— begin Task input —

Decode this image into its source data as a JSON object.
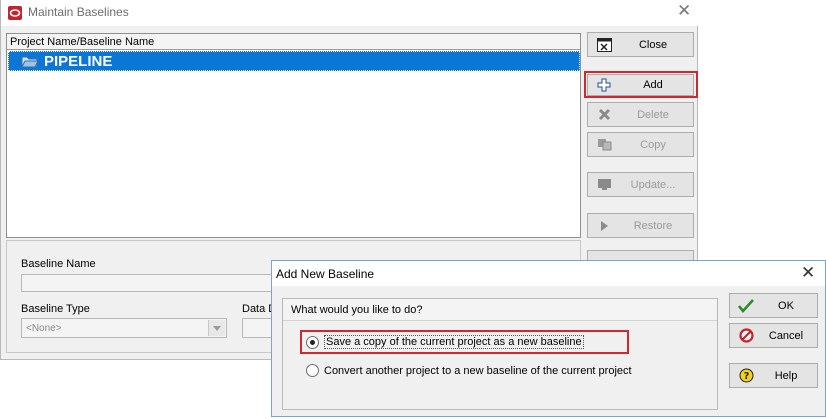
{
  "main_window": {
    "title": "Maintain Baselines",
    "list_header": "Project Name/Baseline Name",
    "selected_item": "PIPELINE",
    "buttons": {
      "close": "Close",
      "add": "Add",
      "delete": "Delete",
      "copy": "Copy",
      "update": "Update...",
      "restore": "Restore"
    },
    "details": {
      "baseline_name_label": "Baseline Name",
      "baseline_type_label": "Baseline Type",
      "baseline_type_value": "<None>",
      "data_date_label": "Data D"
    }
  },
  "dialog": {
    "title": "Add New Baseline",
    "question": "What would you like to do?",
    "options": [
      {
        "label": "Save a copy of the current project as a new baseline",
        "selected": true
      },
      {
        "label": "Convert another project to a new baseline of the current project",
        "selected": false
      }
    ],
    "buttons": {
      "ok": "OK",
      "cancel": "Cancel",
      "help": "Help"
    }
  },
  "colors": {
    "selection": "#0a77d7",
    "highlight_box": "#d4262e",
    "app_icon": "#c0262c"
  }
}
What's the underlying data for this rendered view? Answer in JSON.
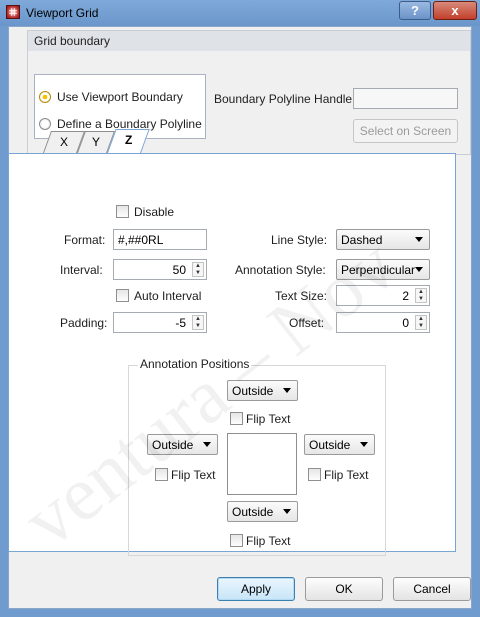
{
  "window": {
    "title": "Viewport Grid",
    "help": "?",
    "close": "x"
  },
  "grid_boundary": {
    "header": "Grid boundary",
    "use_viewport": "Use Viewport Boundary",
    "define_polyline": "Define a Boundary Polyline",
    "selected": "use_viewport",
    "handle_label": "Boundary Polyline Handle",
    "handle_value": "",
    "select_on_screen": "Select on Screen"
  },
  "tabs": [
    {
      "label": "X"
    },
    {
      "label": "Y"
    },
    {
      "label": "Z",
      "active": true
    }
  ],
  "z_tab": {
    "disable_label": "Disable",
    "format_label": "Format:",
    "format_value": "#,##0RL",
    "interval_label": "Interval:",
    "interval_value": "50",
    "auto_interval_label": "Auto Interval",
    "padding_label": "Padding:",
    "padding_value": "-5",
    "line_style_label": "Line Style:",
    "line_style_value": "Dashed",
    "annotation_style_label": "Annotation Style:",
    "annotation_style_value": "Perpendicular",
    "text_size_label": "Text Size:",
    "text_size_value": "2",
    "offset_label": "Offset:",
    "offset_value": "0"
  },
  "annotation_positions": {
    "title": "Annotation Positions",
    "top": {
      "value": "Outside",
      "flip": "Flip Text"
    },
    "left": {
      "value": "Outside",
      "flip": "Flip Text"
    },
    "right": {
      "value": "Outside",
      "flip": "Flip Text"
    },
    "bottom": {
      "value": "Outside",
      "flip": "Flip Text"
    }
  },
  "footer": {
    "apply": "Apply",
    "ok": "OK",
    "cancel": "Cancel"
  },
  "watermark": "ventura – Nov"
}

— end Task input —

With the pictures left out, transcribe the material exactly.

Exercise solution.
Decode this image into its source data as a JSON object.
{
  "main_window": {
    "title": "Maintain Baselines",
    "list_header": "Project Name/Baseline Name",
    "selected_item": "PIPELINE",
    "buttons": {
      "close": "Close",
      "add": "Add",
      "delete": "Delete",
      "copy": "Copy",
      "update": "Update...",
      "restore": "Restore"
    },
    "details": {
      "baseline_name_label": "Baseline Name",
      "baseline_type_label": "Baseline Type",
      "baseline_type_value": "<None>",
      "data_date_label": "Data D"
    }
  },
  "dialog": {
    "title": "Add New Baseline",
    "question": "What would you like to do?",
    "options": [
      {
        "label": "Save a copy of the current project as a new baseline",
        "selected": true
      },
      {
        "label": "Convert another project to a new baseline of the current project",
        "selected": false
      }
    ],
    "buttons": {
      "ok": "OK",
      "cancel": "Cancel",
      "help": "Help"
    }
  },
  "colors": {
    "selection": "#0a77d7",
    "highlight_box": "#d4262e",
    "app_icon": "#c0262c"
  }
}
What's the underlying data for this rendered view? Answer in JSON.
{
  "window": {
    "title": "Viewport Grid",
    "help": "?",
    "close": "x"
  },
  "grid_boundary": {
    "header": "Grid boundary",
    "use_viewport": "Use Viewport Boundary",
    "define_polyline": "Define a Boundary Polyline",
    "selected": "use_viewport",
    "handle_label": "Boundary Polyline Handle",
    "handle_value": "",
    "select_on_screen": "Select on Screen"
  },
  "tabs": [
    {
      "label": "X"
    },
    {
      "label": "Y"
    },
    {
      "label": "Z",
      "active": true
    }
  ],
  "z_tab": {
    "disable_label": "Disable",
    "format_label": "Format:",
    "format_value": "#,##0RL",
    "interval_label": "Interval:",
    "interval_value": "50",
    "auto_interval_label": "Auto Interval",
    "padding_label": "Padding:",
    "padding_value": "-5",
    "line_style_label": "Line Style:",
    "line_style_value": "Dashed",
    "annotation_style_label": "Annotation Style:",
    "annotation_style_value": "Perpendicular",
    "text_size_label": "Text Size:",
    "text_size_value": "2",
    "offset_label": "Offset:",
    "offset_value": "0"
  },
  "annotation_positions": {
    "title": "Annotation Positions",
    "top": {
      "value": "Outside",
      "flip": "Flip Text"
    },
    "left": {
      "value": "Outside",
      "flip": "Flip Text"
    },
    "right": {
      "value": "Outside",
      "flip": "Flip Text"
    },
    "bottom": {
      "value": "Outside",
      "flip": "Flip Text"
    }
  },
  "footer": {
    "apply": "Apply",
    "ok": "OK",
    "cancel": "Cancel"
  },
  "watermark": "ventura – Nov"
}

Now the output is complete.